→ **What you will do**
For the entries that follow, tally the lines holding the string "Pomorskie". Give the total and nothing else.

→ **Entries shown**

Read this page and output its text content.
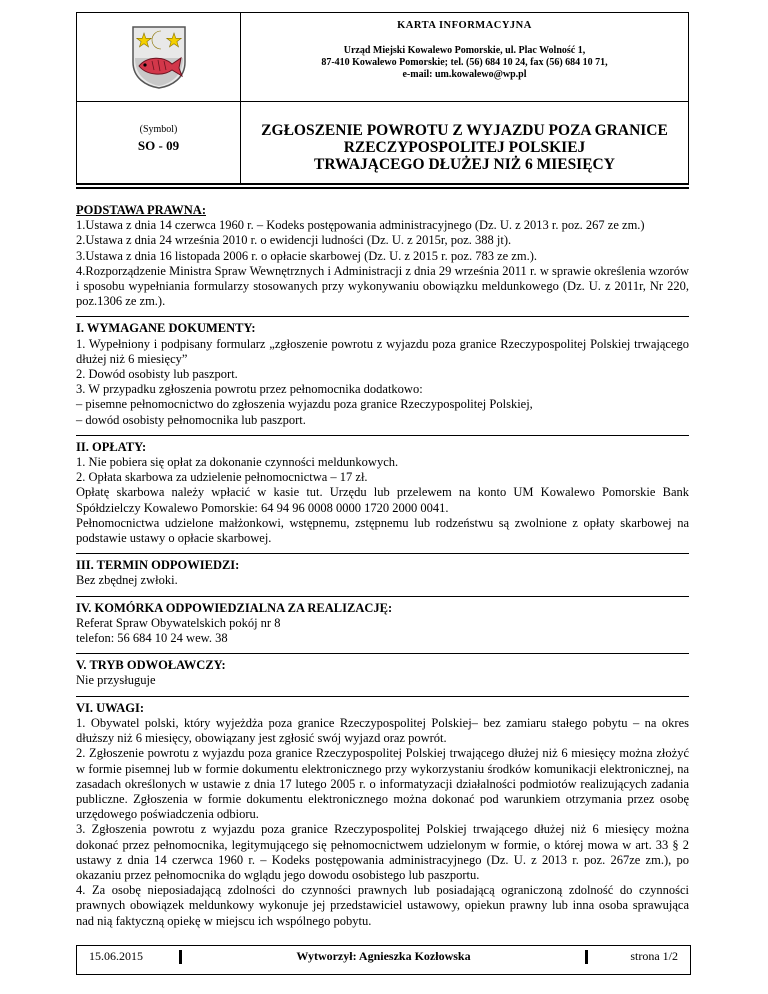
KARTA INFORMACYJNA
Urząd Miejski Kowalewo Pomorskie, ul. Plac Wolność 1,
87-410 Kowalewo Pomorskie; tel. (56) 684 10 24, fax (56) 684 10 71,
e-mail: um.kowalewo@wp.pl
(Symbol)
SO - 09
ZGŁOSZENIE POWROTU Z WYJAZDU POZA GRANICE
RZECZYPOSPOLITEJ POLSKIEJ
TRWAJĄCEGO DŁUŻEJ NIŻ 6 MIESIĘCY
PODSTAWA PRAWNA:

1.Ustawa z dnia 14 czerwca 1960 r. – Kodeks postępowania administracyjnego (Dz. U. z 2013 r. poz. 267 ze zm.)

2.Ustawa z dnia 24 września 2010 r. o ewidencji ludności (Dz. U. z 2015r, poz. 388 jt).

3.Ustawa z dnia 16 listopada 2006 r. o opłacie skarbowej (Dz. U. z 2015 r. poz. 783 ze zm.).

4.Rozporządzenie Ministra Spraw Wewnętrznych i Administracji z dnia 29 września 2011 r. w sprawie określenia wzorów i sposobu wypełniania formularzy stosowanych przy wykonywaniu obowiązku meldunkowego (Dz. U. z 2011r, Nr 220, poz.1306 ze zm.).

I. WYMAGANE DOKUMENTY:

1. Wypełniony i podpisany formularz „zgłoszenie powrotu z wyjazdu poza granice Rzeczypospolitej Polskiej trwającego dłużej niż 6 miesięcy”

2. Dowód osobisty lub paszport.

3. W przypadku zgłoszenia powrotu przez pełnomocnika dodatkowo:

– pisemne pełnomocnictwo do zgłoszenia wyjazdu poza granice Rzeczypospolitej Polskiej,

– dowód osobisty pełnomocnika lub paszport.

II. OPŁATY:

1. Nie pobiera się opłat za dokonanie czynności meldunkowych.

2. Opłata skarbowa za udzielenie pełnomocnictwa – 17 zł.

Opłatę skarbowa należy wpłacić w kasie tut. Urzędu lub przelewem na konto UM Kowalewo Pomorskie Bank Spółdzielczy Kowalewo Pomorskie: 64 94 96 0008 0000 1720 2000 0041.

Pełnomocnictwa udzielone małżonkowi, wstępnemu, zstępnemu lub rodzeństwu są zwolnione z opłaty skarbowej na podstawie ustawy o opłacie skarbowej.

III. TERMIN ODPOWIEDZI:

Bez zbędnej zwłoki.

IV. KOMÓRKA ODPOWIEDZIALNA ZA REALIZACJĘ:

Referat Spraw Obywatelskich pokój nr 8

telefon: 56 684 10 24 wew. 38

V. TRYB ODWOŁAWCZY:

Nie przysługuje

VI. UWAGI:

1. Obywatel polski, który wyjeżdża poza granice Rzeczypospolitej Polskiej– bez zamiaru stałego pobytu – na okres dłuższy niż 6 miesięcy, obowiązany jest zgłosić swój wyjazd oraz powrót.

2. Zgłoszenie powrotu z wyjazdu poza granice Rzeczypospolitej Polskiej trwającego dłużej niż 6 miesięcy można złożyć w formie pisemnej lub w formie dokumentu elektronicznego przy wykorzystaniu środków komunikacji elektronicznej, na zasadach określonych w ustawie z dnia 17 lutego 2005 r. o informatyzacji działalności podmiotów realizujących zadania publiczne. Zgłoszenia w formie dokumentu elektronicznego można dokonać pod warunkiem otrzymania przez osobę urzędowego poświadczenia odbioru.

3. Zgłoszenia powrotu z wyjazdu poza granice Rzeczypospolitej Polskiej trwającego dłużej niż 6 miesięcy można dokonać przez pełnomocnika, legitymującego się pełnomocnictwem udzielonym w formie, o której mowa w art. 33 § 2 ustawy z dnia 14 czerwca 1960 r. – Kodeks postępowania administracyjnego (Dz. U. z 2013 r. poz. 267ze zm.), po okazaniu przez pełnomocnika do wglądu jego dowodu osobistego lub paszportu.

4. Za osobę nieposiadającą zdolności do czynności prawnych lub posiadającą ograniczoną zdolność do czynności prawnych obowiązek meldunkowy wykonuje jej przedstawiciel ustawowy, opiekun prawny lub inna osoba sprawująca nad nią faktyczną opiekę w miejscu ich wspólnego pobytu.

15.06.2015	Wytworzył: Agnieszka Kozłowska	strona 1/2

→ **The response**
3